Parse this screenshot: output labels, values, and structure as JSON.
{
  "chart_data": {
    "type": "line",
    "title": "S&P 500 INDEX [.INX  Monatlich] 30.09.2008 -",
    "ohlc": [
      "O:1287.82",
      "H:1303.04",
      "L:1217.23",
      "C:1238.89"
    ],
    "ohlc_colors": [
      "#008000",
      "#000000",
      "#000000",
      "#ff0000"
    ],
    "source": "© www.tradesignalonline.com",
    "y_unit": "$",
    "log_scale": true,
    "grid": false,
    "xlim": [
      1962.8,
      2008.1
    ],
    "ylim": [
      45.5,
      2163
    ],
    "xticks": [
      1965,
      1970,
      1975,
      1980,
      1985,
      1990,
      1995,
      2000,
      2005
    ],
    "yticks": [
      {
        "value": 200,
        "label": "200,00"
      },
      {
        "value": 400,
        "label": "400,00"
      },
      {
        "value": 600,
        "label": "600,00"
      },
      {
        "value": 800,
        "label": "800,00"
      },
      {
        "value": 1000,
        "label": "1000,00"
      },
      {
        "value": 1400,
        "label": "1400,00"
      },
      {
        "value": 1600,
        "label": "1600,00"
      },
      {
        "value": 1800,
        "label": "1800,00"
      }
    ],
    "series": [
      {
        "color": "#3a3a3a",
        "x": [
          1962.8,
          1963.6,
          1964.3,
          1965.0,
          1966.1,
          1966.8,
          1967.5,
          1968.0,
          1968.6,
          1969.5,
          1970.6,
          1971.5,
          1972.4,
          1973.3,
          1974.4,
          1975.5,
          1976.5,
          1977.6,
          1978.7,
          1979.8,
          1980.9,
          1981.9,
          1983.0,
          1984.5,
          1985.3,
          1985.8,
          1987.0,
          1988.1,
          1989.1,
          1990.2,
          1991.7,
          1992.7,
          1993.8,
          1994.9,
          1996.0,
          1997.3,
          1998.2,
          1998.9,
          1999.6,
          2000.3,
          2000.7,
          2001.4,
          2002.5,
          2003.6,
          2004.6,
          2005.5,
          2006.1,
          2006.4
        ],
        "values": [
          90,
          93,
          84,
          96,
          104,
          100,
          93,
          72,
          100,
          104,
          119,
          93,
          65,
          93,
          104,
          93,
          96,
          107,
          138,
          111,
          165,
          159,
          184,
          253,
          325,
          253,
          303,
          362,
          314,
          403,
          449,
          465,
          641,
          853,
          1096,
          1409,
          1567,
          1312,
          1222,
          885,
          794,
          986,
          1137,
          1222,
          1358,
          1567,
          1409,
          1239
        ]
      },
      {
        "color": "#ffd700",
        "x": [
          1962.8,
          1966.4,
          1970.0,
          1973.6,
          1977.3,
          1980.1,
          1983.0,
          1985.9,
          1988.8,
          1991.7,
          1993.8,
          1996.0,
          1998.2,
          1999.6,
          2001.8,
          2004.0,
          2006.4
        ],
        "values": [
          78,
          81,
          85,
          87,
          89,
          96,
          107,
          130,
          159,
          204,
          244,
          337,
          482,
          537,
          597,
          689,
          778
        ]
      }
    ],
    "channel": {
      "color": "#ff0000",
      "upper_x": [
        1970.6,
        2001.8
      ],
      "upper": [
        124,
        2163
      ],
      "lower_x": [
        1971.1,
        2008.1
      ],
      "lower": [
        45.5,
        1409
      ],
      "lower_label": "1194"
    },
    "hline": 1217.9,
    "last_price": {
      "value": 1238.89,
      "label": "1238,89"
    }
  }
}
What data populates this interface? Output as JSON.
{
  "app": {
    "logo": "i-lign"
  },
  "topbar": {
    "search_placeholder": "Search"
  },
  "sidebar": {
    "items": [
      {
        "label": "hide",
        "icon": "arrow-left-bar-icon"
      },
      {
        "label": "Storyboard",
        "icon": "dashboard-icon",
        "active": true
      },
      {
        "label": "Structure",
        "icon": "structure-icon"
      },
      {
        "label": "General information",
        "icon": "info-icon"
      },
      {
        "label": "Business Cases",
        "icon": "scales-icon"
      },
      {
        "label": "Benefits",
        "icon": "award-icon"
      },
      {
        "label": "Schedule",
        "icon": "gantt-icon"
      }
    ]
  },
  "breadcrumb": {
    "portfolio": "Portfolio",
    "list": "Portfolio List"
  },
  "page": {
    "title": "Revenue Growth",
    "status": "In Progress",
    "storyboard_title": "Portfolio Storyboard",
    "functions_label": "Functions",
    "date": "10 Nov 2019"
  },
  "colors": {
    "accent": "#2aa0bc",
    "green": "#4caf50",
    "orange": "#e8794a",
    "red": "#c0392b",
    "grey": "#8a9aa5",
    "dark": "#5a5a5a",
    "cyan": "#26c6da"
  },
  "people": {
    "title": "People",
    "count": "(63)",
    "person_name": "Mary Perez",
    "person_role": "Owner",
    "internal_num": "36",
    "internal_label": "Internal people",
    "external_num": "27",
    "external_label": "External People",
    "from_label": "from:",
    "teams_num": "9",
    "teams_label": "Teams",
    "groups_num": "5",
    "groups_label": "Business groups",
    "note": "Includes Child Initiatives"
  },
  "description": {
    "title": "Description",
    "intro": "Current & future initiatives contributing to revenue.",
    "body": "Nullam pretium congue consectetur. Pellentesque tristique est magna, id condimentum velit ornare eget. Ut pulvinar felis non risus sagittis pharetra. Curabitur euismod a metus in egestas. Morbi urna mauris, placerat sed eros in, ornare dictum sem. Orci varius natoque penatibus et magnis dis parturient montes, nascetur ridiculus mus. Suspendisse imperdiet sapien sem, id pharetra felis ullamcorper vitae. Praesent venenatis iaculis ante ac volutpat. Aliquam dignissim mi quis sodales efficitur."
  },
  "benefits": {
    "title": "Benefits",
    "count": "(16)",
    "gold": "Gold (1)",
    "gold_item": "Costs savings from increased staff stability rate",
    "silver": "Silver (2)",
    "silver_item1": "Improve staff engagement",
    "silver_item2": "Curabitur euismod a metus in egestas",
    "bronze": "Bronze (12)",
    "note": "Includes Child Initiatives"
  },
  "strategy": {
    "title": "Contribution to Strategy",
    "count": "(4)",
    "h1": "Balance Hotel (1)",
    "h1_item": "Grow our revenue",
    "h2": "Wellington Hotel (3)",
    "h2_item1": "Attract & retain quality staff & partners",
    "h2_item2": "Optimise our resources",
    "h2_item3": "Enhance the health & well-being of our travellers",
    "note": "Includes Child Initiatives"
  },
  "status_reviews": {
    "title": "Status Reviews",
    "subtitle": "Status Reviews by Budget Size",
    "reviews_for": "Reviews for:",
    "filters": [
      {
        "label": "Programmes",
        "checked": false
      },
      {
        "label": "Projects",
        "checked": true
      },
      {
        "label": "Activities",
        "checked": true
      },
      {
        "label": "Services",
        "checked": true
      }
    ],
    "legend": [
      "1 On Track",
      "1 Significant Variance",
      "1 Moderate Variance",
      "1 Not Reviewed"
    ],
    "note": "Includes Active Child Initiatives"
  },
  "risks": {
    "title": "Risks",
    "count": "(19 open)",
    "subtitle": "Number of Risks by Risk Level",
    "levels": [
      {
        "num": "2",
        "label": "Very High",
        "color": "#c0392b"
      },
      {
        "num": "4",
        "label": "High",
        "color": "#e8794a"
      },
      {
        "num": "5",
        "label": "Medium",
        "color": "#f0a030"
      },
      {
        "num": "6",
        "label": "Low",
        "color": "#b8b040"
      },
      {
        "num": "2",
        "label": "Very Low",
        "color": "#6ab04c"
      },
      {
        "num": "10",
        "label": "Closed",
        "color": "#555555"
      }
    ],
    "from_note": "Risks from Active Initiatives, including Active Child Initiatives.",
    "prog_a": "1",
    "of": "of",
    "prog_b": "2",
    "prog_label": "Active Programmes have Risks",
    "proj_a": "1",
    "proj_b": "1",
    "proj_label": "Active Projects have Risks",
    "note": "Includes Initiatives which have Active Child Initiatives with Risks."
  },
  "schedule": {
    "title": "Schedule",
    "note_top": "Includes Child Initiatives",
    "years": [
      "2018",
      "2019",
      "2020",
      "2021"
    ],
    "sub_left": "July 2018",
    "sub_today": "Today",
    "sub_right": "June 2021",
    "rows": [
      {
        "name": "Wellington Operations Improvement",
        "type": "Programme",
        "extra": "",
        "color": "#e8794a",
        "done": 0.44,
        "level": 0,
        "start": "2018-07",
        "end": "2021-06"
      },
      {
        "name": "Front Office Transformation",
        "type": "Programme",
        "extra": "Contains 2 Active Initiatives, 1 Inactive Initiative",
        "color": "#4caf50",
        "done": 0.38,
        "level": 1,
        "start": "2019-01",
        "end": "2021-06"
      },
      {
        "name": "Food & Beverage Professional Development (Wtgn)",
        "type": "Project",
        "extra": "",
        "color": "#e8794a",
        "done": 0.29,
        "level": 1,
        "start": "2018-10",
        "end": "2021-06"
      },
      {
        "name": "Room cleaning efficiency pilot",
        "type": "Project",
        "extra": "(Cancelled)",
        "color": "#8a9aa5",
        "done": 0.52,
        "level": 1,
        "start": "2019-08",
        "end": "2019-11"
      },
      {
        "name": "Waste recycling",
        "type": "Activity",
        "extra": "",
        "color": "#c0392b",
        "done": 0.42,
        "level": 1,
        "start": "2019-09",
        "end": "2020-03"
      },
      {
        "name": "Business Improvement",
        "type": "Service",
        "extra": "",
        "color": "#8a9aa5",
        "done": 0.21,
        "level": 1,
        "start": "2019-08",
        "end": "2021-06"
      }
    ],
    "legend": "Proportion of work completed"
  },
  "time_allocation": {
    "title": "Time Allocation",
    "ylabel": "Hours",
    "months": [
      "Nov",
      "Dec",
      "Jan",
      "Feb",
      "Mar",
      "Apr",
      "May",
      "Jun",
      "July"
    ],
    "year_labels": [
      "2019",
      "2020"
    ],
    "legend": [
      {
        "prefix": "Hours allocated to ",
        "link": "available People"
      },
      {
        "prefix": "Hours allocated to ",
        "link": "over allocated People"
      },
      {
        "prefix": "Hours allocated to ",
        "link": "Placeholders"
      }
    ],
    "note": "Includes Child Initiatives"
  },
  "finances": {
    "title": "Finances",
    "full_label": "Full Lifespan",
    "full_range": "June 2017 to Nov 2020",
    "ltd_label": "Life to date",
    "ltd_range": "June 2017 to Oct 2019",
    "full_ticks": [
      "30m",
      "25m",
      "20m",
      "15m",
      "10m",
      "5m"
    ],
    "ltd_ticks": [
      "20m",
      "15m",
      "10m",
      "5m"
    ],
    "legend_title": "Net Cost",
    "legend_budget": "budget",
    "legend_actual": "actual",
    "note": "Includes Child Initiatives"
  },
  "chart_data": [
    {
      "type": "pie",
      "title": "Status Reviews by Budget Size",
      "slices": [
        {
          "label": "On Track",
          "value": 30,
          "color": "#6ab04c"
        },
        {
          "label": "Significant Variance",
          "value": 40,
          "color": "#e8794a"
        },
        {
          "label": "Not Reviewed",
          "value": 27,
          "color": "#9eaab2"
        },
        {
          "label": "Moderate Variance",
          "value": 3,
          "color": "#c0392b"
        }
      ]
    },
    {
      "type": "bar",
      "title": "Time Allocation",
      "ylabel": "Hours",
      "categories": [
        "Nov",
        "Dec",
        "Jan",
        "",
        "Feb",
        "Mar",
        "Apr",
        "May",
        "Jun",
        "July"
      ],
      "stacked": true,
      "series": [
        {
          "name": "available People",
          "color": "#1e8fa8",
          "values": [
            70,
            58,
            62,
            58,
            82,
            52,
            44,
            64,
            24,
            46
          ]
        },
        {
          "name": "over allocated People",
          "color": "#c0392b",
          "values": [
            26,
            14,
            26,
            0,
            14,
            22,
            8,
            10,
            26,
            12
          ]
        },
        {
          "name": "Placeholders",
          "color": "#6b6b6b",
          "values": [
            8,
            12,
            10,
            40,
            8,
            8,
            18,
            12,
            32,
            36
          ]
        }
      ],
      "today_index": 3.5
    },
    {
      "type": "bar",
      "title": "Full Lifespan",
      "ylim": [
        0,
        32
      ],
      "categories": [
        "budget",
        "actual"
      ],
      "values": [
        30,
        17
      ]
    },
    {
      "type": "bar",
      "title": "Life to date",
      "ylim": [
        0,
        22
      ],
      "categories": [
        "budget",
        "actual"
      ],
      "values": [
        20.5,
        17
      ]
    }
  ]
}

● REQUIREMENT
Extract, from the listing above, every line where the string "available" occurs.

● RESULT OF THE TASK
        "link": "available People"
          "name": "available People",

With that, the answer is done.